_GOAL_
Records follow. Copy every line with "cuscinetto".

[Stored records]
■ ■ ■ ■ ■ ■ ■

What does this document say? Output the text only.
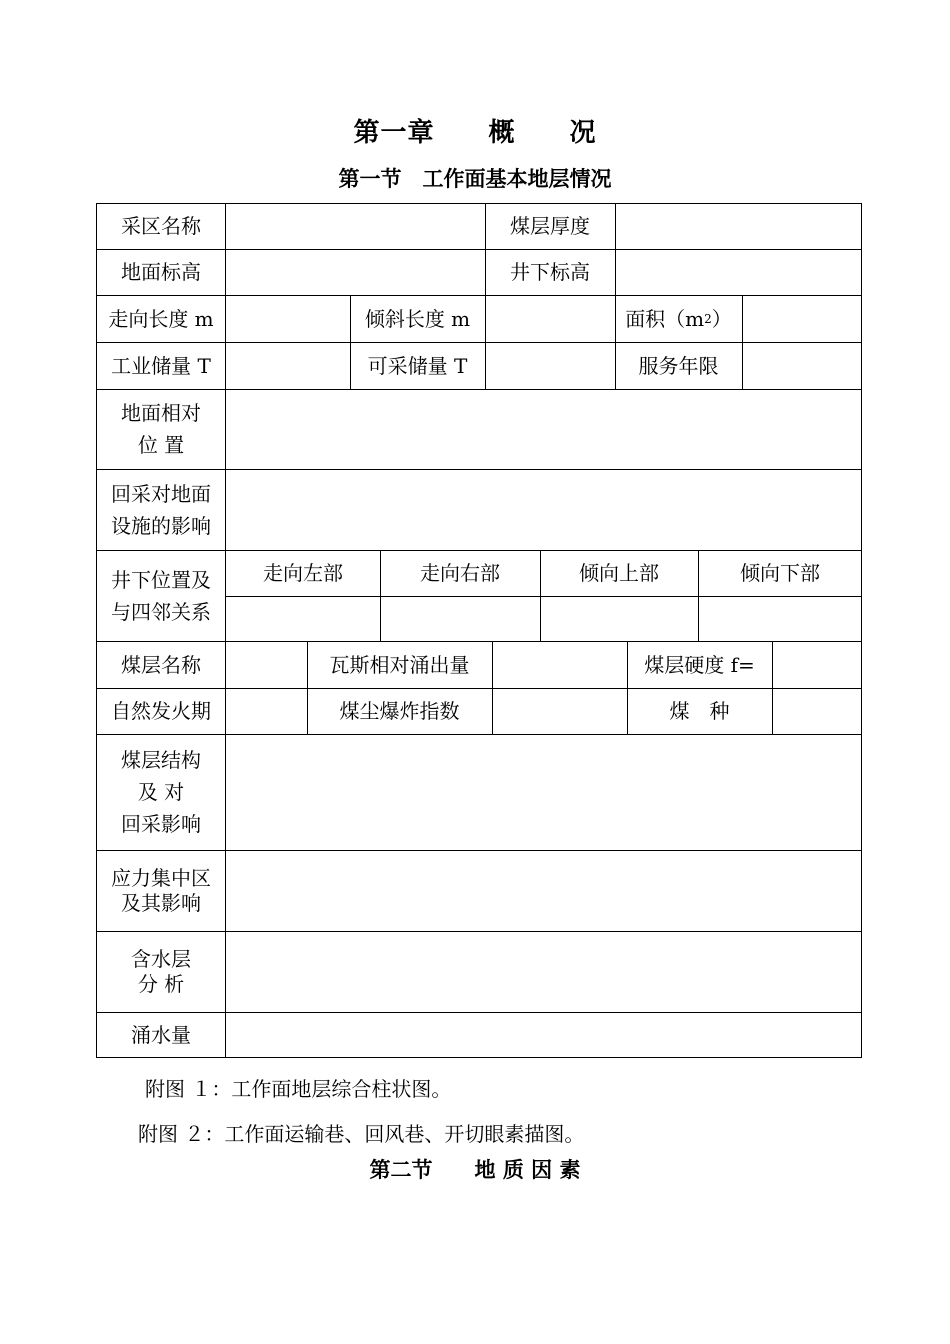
第一章　　概　　况
第一节　工作面基本地层情况
采区名称	煤层厚度
地面标高	井下标高
走向长度 m	倾斜长度 m	面积（m 2 ）
工业储量 T	可采储量 T	服务年限
地面相对
位 置
回采对地面
设施的影响
井下位置及
与四邻关系
走向左部	走向右部	倾向上部	倾向下部
煤层名称	瓦斯相对涌出量	煤层硬度 f=
自然发火期	煤尘爆炸指数	煤　种
煤层结构
及 对
回采影响
应力集中区
及其影响
含水层
分 析
涌水量
附图 １：工作面地层综合柱状图。
附图 ２：工作面运输巷、回风巷、开切眼素描图。
第二节　　地 质 因 素
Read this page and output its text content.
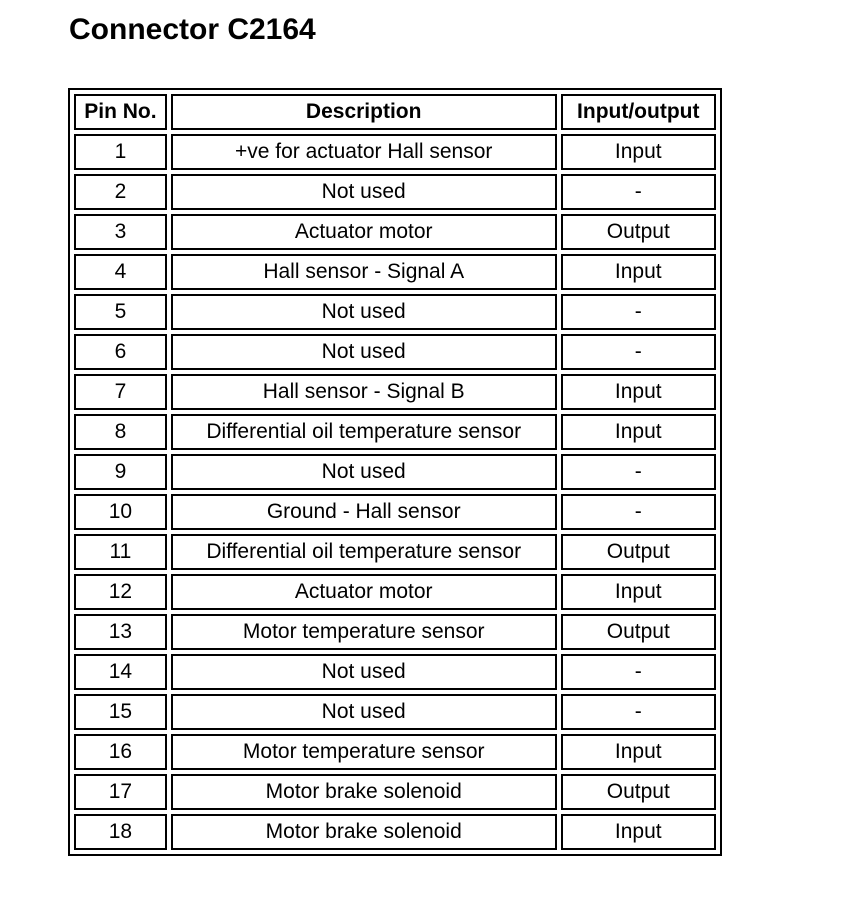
Connector C2164
Pin No.	Description	Input/output
1	+ve for actuator Hall sensor	Input
2	Not used	-
3	Actuator motor	Output
4	Hall sensor - Signal A	Input
5	Not used	-
6	Not used	-
7	Hall sensor - Signal B	Input
8	Differential oil temperature sensor	Input
9	Not used	-
10	Ground - Hall sensor	-
11	Differential oil temperature sensor	Output
12	Actuator motor	Input
13	Motor temperature sensor	Output
14	Not used	-
15	Not used	-
16	Motor temperature sensor	Input
17	Motor brake solenoid	Output
18	Motor brake solenoid	Input
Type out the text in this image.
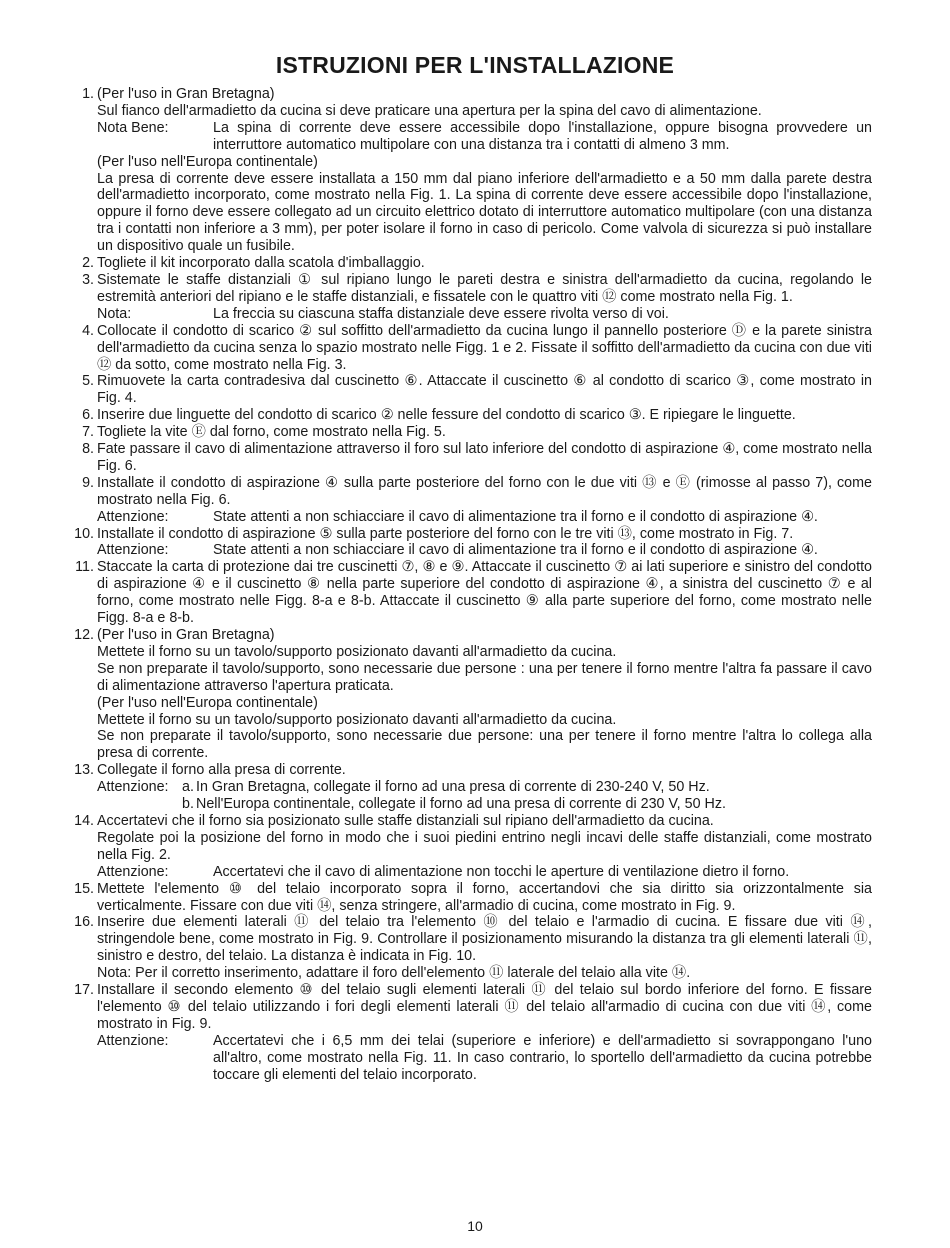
ISTRUZIONI PER L'INSTALLAZIONE
1. (Per l'uso in Gran Bretagna)
Sul fianco dell'armadietto da cucina si deve praticare una apertura per la spina del cavo di alimentazione.
Nota Bene:	La spina di corrente deve essere accessibile dopo l'installazione, oppure bisogna provvedere un interruttore automatico multipolare con una distanza tra i contatti di almeno 3 mm.
(Per l'uso nell'Europa continentale)
La presa di corrente deve essere installata a 150 mm dal piano inferiore dell'armadietto e a 50 mm dalla parete destra dell'armadietto incorporato, come mostrato nella Fig. 1. La spina di corrente deve essere accessibile dopo l'installazione, oppure il forno deve essere collegato ad un circuito elettrico dotato di interruttore automatico multipolare (con una distanza tra i contatti non inferiore a 3 mm), per poter isolare il forno in caso di pericolo. Come valvola di sicurezza si può installare un dispositivo quale un fusibile.
2. Togliete il kit incorporato dalla scatola d'imballaggio.
3. Sistemate le staffe distanziali ① sul ripiano lungo le pareti destra e sinistra dell'armadietto da cucina, regolando le estremità anteriori del ripiano e le staffe distanziali, e fissatele con le quattro viti ⑫ come mostrato nella Fig. 1.
Nota:	La freccia su ciascuna staffa distanziale deve essere rivolta verso di voi.
4. Collocate il condotto di scarico ② sul soffitto dell'armadietto da cucina lungo il pannello posteriore Ⓓ e la parete sinistra dell'armadietto da cucina senza lo spazio mostrato nelle Figg. 1 e 2. Fissate il soffitto dell'armadietto da cucina con due viti ⑫ da sotto, come mostrato nella Fig. 3.
5. Rimuovete la carta contradesiva dal cuscinetto ⑥. Attaccate il cuscinetto ⑥ al condotto di scarico ③, come mostrato in Fig. 4.
6. Inserire due linguette del condotto di scarico ② nelle fessure del condotto di scarico ③. E ripiegare le linguette.
7. Togliete la vite Ⓔ dal forno, come mostrato nella Fig. 5.
8. Fate passare il cavo di alimentazione attraverso il foro sul lato inferiore del condotto di aspirazione ④, come mostrato nella Fig. 6.
9. Installate il condotto di aspirazione ④ sulla parte posteriore del forno con le due viti ⑬ e Ⓔ (rimosse al passo 7), come mostrato nella Fig. 6.
Attenzione:	State attenti a non schiacciare il cavo di alimentazione tra il forno e il condotto di aspirazione ④.
10. Installate il condotto di aspirazione ⑤ sulla parte posteriore del forno con le tre viti ⑬, come mostrato in Fig. 7.
Attenzione:	State attenti a non schiacciare il cavo di alimentazione tra il forno e il condotto di aspirazione ④.
11. Staccate la carta di protezione dai tre cuscinetti ⑦, ⑧ e ⑨. Attaccate il cuscinetto ⑦ ai lati superiore e sinistro del condotto di aspirazione ④ e il cuscinetto ⑧ nella parte superiore del condotto di aspirazione ④, a sinistra del cuscinetto ⑦ e al forno, come mostrato nelle Figg. 8-a e 8-b. Attaccate il cuscinetto ⑨ alla parte superiore del forno, come mostrato nelle Figg. 8-a e 8-b.
12. (Per l'uso in Gran Bretagna)
Mettete il forno su un tavolo/supporto posizionato davanti all'armadietto da cucina.
Se non preparate il tavolo/supporto, sono necessarie due persone : una per tenere il forno mentre l'altra fa passare il cavo di alimentazione attraverso l'apertura praticata.
(Per l'uso nell'Europa continentale)
Mettete il forno su un tavolo/supporto posizionato davanti all'armadietto da cucina.
Se non preparate il tavolo/supporto, sono necessarie due persone: una per tenere il forno mentre l'altra lo collega alla presa di corrente.
13. Collegate il forno alla presa di corrente.
Attenzione: a. In Gran Bretagna, collegate il forno ad una presa di corrente di 230-240 V, 50 Hz.
b. Nell'Europa continentale, collegate il forno ad una presa di corrente di 230 V, 50 Hz.
14. Accertatevi che il forno sia posizionato sulle staffe distanziali sul ripiano dell'armadietto da cucina.
Regolate poi la posizione del forno in modo che i suoi piedini entrino negli incavi delle staffe distanziali, come mostrato nella Fig. 2.
Attenzione:	Accertatevi che il cavo di alimentazione non tocchi le aperture di ventilazione dietro il forno.
15. Mettete l'elemento ⑩ del telaio incorporato sopra il forno, accertandovi che sia diritto sia orizzontalmente sia verticalmente. Fissare con due viti ⑭, senza stringere, all'armadio di cucina, come mostrato in Fig. 9.
16. Inserire due elementi laterali ⑪ del telaio tra l'elemento ⑩ del telaio e l'armadio di cucina. E fissare due viti ⑭, stringendole bene, come mostrato in Fig. 9. Controllare il posizionamento misurando la distanza tra gli elementi laterali ⑪, sinistro e destro, del telaio. La distanza è indicata in Fig. 10.
Nota: Per il corretto inserimento, adattare il foro dell'elemento ⑪ laterale del telaio alla vite ⑭.
17. Installare il secondo elemento ⑩ del telaio sugli elementi laterali ⑪ del telaio sul bordo inferiore del forno. E fissare l'elemento ⑩ del telaio utilizzando i fori degli elementi laterali ⑪ del telaio all'armadio di cucina con due viti ⑭, come mostrato in Fig. 9.
Attenzione:	Accertatevi che i 6,5 mm dei telai (superiore e inferiore) e dell'armadietto si sovrappongano l'uno all'altro, come mostrato nella Fig. 11. In caso contrario, lo sportello dell'armadietto da cucina potrebbe toccare gli elementi del telaio incorporato.
10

■ ■ ■ ■ ■ ■ ■

_SOLUTION_
5. Rimuovete la carta contradesiva dal cuscinetto ⑥. Attaccate il cuscinetto ⑥ al condotto di scarico ③, come mostrato in Fig. 4.
11. Staccate la carta di protezione dai tre cuscinetti ⑦, ⑧ e ⑨. Attaccate il cuscinetto ⑦ ai lati superiore e sinistro del condotto di aspirazione ④ e il cuscinetto ⑧ nella parte superiore del condotto di aspirazione ④, a sinistra del cuscinetto ⑦ e al forno, come mostrato nelle Figg. 8-a e 8-b. Attaccate il cuscinetto ⑨ alla parte superiore del forno, come mostrato nelle Figg. 8-a e 8-b.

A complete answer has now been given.